### THE REQUEST
Repeat, without any change, the entries presented below.

Dataset records
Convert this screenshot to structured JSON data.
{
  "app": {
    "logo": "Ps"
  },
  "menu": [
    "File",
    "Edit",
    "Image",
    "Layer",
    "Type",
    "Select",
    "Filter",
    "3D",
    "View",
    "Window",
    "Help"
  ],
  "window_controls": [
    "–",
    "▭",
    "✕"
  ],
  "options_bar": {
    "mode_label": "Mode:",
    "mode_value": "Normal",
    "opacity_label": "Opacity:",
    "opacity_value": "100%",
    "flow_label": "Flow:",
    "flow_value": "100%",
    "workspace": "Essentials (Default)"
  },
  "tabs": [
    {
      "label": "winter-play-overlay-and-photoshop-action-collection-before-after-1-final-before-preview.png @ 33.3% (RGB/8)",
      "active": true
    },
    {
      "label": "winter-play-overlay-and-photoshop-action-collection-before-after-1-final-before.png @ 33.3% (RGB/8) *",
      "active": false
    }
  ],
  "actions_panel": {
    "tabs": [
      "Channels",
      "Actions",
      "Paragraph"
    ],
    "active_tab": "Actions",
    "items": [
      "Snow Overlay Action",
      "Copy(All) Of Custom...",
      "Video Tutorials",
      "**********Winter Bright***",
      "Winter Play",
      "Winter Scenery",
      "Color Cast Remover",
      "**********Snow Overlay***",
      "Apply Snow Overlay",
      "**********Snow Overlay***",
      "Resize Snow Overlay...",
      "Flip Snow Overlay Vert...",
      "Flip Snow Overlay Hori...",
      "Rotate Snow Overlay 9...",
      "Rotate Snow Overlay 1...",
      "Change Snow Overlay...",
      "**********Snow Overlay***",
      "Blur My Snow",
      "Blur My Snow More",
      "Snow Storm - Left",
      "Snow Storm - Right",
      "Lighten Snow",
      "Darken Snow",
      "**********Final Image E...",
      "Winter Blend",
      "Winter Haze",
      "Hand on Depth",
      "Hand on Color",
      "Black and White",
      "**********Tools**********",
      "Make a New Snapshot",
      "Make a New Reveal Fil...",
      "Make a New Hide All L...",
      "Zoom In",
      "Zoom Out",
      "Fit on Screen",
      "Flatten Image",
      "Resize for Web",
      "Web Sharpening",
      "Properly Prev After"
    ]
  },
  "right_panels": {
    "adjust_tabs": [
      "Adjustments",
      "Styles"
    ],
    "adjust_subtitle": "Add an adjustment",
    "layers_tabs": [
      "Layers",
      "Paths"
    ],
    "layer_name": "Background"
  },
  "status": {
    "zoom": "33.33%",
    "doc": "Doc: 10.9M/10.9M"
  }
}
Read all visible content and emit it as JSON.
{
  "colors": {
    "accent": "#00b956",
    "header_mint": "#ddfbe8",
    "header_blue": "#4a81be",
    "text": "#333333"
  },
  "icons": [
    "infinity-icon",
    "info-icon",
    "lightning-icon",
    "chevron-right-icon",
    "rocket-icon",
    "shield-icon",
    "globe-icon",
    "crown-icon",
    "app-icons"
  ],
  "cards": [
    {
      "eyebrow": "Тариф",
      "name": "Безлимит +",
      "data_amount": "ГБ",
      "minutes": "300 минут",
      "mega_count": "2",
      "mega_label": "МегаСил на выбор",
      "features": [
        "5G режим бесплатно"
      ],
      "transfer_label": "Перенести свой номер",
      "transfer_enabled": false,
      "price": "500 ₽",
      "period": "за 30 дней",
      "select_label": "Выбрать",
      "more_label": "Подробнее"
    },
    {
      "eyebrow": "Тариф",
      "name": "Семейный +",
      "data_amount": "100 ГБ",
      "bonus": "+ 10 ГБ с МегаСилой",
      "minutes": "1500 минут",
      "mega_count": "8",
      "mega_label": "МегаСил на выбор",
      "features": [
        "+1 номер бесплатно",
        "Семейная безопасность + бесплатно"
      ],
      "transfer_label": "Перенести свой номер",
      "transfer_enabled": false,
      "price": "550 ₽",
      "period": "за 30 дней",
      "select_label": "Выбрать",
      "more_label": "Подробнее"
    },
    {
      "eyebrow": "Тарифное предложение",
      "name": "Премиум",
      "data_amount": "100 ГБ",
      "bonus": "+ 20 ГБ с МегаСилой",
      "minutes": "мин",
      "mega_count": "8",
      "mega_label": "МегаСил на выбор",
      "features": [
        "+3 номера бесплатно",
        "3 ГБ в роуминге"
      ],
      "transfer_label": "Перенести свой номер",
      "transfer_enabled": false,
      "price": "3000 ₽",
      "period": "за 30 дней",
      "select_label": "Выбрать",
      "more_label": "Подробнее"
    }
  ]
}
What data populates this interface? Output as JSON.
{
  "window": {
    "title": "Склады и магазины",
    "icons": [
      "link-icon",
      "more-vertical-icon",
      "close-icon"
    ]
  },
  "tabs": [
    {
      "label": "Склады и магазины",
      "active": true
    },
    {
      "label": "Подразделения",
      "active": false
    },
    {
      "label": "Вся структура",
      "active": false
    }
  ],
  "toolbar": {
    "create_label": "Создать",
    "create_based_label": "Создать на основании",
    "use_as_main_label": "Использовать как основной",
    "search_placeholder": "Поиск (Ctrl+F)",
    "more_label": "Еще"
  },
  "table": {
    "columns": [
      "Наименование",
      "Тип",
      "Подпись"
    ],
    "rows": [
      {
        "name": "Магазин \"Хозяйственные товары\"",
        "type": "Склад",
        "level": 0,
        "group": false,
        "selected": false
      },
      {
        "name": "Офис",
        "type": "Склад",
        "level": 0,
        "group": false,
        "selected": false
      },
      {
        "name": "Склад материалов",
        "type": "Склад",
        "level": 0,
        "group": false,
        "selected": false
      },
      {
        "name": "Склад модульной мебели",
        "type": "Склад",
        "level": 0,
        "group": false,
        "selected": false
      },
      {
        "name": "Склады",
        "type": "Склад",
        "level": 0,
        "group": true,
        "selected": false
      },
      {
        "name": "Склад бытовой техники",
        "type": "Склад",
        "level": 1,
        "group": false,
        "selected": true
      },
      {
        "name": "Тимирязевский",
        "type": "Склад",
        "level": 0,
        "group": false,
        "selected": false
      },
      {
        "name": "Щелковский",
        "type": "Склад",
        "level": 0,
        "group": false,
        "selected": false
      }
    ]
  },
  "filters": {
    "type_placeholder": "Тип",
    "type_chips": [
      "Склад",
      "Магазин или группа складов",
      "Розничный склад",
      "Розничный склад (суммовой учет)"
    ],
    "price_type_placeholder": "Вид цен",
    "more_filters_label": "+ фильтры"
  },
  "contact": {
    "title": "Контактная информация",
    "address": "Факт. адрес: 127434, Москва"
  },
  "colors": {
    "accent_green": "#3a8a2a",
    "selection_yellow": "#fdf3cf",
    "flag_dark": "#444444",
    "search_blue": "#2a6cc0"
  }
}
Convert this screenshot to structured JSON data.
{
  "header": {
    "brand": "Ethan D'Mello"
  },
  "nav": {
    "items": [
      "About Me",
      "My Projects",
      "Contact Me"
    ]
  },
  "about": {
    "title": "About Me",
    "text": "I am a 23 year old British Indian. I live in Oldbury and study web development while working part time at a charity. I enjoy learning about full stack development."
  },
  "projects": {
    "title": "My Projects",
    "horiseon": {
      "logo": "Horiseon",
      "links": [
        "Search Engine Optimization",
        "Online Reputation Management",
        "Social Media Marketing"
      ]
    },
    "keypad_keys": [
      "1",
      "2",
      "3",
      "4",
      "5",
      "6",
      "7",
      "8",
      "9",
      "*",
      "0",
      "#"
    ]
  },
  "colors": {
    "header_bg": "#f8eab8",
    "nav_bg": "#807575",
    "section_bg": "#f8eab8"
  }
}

### REPLY
Convert this screenshot to structured JSON data.
{
  "app": {
    "logo": "Ps"
  },
  "menu": [
    "File",
    "Edit",
    "Image",
    "Layer",
    "Type",
    "Select",
    "Filter",
    "3D",
    "View",
    "Window",
    "Help"
  ],
  "window_controls": [
    "–",
    "▭",
    "✕"
  ],
  "options_bar": {
    "mode_label": "Mode:",
    "mode_value": "Normal",
    "opacity_label": "Opacity:",
    "opacity_value": "100%",
    "flow_label": "Flow:",
    "flow_value": "100%",
    "workspace": "Essentials (Default)"
  },
  "tabs": [
    {
      "label": "winter-play-overlay-and-photoshop-action-collection-before-after-1-final-before-preview.png @ 33.3% (RGB/8)",
      "active": true
    },
    {
      "label": "winter-play-overlay-and-photoshop-action-collection-before-after-1-final-before.png @ 33.3% (RGB/8) *",
      "active": false
    }
  ],
  "actions_panel": {
    "tabs": [
      "Channels",
      "Actions",
      "Paragraph"
    ],
    "active_tab": "Actions",
    "items": [
      "Snow Overlay Action",
      "Copy(All) Of Custom...",
      "Video Tutorials",
      "**********Winter Bright***",
      "Winter Play",
      "Winter Scenery",
      "Color Cast Remover",
      "**********Snow Overlay***",
      "Apply Snow Overlay",
      "**********Snow Overlay***",
      "Resize Snow Overlay...",
      "Flip Snow Overlay Vert...",
      "Flip Snow Overlay Hori...",
      "Rotate Snow Overlay 9...",
      "Rotate Snow Overlay 1...",
      "Change Snow Overlay...",
      "**********Snow Overlay***",
      "Blur My Snow",
      "Blur My Snow More",
      "Snow Storm - Left",
      "Snow Storm - Right",
      "Lighten Snow",
      "Darken Snow",
      "**********Final Image E...",
      "Winter Blend",
      "Winter Haze",
      "Hand on Depth",
      "Hand on Color",
      "Black and White",
      "**********Tools**********",
      "Make a New Snapshot",
      "Make a New Reveal Fil...",
      "Make a New Hide All L...",
      "Zoom In",
      "Zoom Out",
      "Fit on Screen",
      "Flatten Image",
      "Resize for Web",
      "Web Sharpening",
      "Properly Prev After"
    ]
  },
  "right_panels": {
    "adjust_tabs": [
      "Adjustments",
      "Styles"
    ],
    "adjust_subtitle": "Add an adjustment",
    "layers_tabs": [
      "Layers",
      "Paths"
    ],
    "layer_name": "Background"
  },
  "status": {
    "zoom": "33.33%",
    "doc": "Doc: 10.9M/10.9M"
  }
}
Read all visible content and emit it as JSON.
{
  "colors": {
    "accent": "#00b956",
    "header_mint": "#ddfbe8",
    "header_blue": "#4a81be",
    "text": "#333333"
  },
  "icons": [
    "infinity-icon",
    "info-icon",
    "lightning-icon",
    "chevron-right-icon",
    "rocket-icon",
    "shield-icon",
    "globe-icon",
    "crown-icon",
    "app-icons"
  ],
  "cards": [
    {
      "eyebrow": "Тариф",
      "name": "Безлимит +",
      "data_amount": "ГБ",
      "minutes": "300 минут",
      "mega_count": "2",
      "mega_label": "МегаСил на выбор",
      "features": [
        "5G режим бесплатно"
      ],
      "transfer_label": "Перенести свой номер",
      "transfer_enabled": false,
      "price": "500 ₽",
      "period": "за 30 дней",
      "select_label": "Выбрать",
      "more_label": "Подробнее"
    },
    {
      "eyebrow": "Тариф",
      "name": "Семейный +",
      "data_amount": "100 ГБ",
      "bonus": "+ 10 ГБ с МегаСилой",
      "minutes": "1500 минут",
      "mega_count": "8",
      "mega_label": "МегаСил на выбор",
      "features": [
        "+1 номер бесплатно",
        "Семейная безопасность + бесплатно"
      ],
      "transfer_label": "Перенести свой номер",
      "transfer_enabled": false,
      "price": "550 ₽",
      "period": "за 30 дней",
      "select_label": "Выбрать",
      "more_label": "Подробнее"
    },
    {
      "eyebrow": "Тарифное предложение",
      "name": "Премиум",
      "data_amount": "100 ГБ",
      "bonus": "+ 20 ГБ с МегаСилой",
      "minutes": "мин",
      "mega_count": "8",
      "mega_label": "МегаСил на выбор",
      "features": [
        "+3 номера бесплатно",
        "3 ГБ в роуминге"
      ],
      "transfer_label": "Перенести свой номер",
      "transfer_enabled": false,
      "price": "3000 ₽",
      "period": "за 30 дней",
      "select_label": "Выбрать",
      "more_label": "Подробнее"
    }
  ]
}
What data populates this interface? Output as JSON.
{
  "window": {
    "title": "Склады и магазины",
    "icons": [
      "link-icon",
      "more-vertical-icon",
      "close-icon"
    ]
  },
  "tabs": [
    {
      "label": "Склады и магазины",
      "active": true
    },
    {
      "label": "Подразделения",
      "active": false
    },
    {
      "label": "Вся структура",
      "active": false
    }
  ],
  "toolbar": {
    "create_label": "Создать",
    "create_based_label": "Создать на основании",
    "use_as_main_label": "Использовать как основной",
    "search_placeholder": "Поиск (Ctrl+F)",
    "more_label": "Еще"
  },
  "table": {
    "columns": [
      "Наименование",
      "Тип",
      "Подпись"
    ],
    "rows": [
      {
        "name": "Магазин \"Хозяйственные товары\"",
        "type": "Склад",
        "level": 0,
        "group": false,
        "selected": false
      },
      {
        "name": "Офис",
        "type": "Склад",
        "level": 0,
        "group": false,
        "selected": false
      },
      {
        "name": "Склад материалов",
        "type": "Склад",
        "level": 0,
        "group": false,
        "selected": false
      },
      {
        "name": "Склад модульной мебели",
        "type": "Склад",
        "level": 0,
        "group": false,
        "selected": false
      },
      {
        "name": "Склады",
        "type": "Склад",
        "level": 0,
        "group": true,
        "selected": false
      },
      {
        "name": "Склад бытовой техники",
        "type": "Склад",
        "level": 1,
        "group": false,
        "selected": true
      },
      {
        "name": "Тимирязевский",
        "type": "Склад",
        "level": 0,
        "group": false,
        "selected": false
      },
      {
        "name": "Щелковский",
        "type": "Склад",
        "level": 0,
        "group": false,
        "selected": false
      }
    ]
  },
  "filters": {
    "type_placeholder": "Тип",
    "type_chips": [
      "Склад",
      "Магазин или группа складов",
      "Розничный склад",
      "Розничный склад (суммовой учет)"
    ],
    "price_type_placeholder": "Вид цен",
    "more_filters_label": "+ фильтры"
  },
  "contact": {
    "title": "Контактная информация",
    "address": "Факт. адрес: 127434, Москва"
  },
  "colors": {
    "accent_green": "#3a8a2a",
    "selection_yellow": "#fdf3cf",
    "flag_dark": "#444444",
    "search_blue": "#2a6cc0"
  }
}
Convert this screenshot to structured JSON data.
{
  "header": {
    "brand": "Ethan D'Mello"
  },
  "nav": {
    "items": [
      "About Me",
      "My Projects",
      "Contact Me"
    ]
  },
  "about": {
    "title": "About Me",
    "text": "I am a 23 year old British Indian. I live in Oldbury and study web development while working part time at a charity. I enjoy learning about full stack development."
  },
  "projects": {
    "title": "My Projects",
    "horiseon": {
      "logo": "Horiseon",
      "links": [
        "Search Engine Optimization",
        "Online Reputation Management",
        "Social Media Marketing"
      ]
    },
    "keypad_keys": [
      "1",
      "2",
      "3",
      "4",
      "5",
      "6",
      "7",
      "8",
      "9",
      "*",
      "0",
      "#"
    ]
  },
  "colors": {
    "header_bg": "#f8eab8",
    "nav_bg": "#807575",
    "section_bg": "#f8eab8"
  }
}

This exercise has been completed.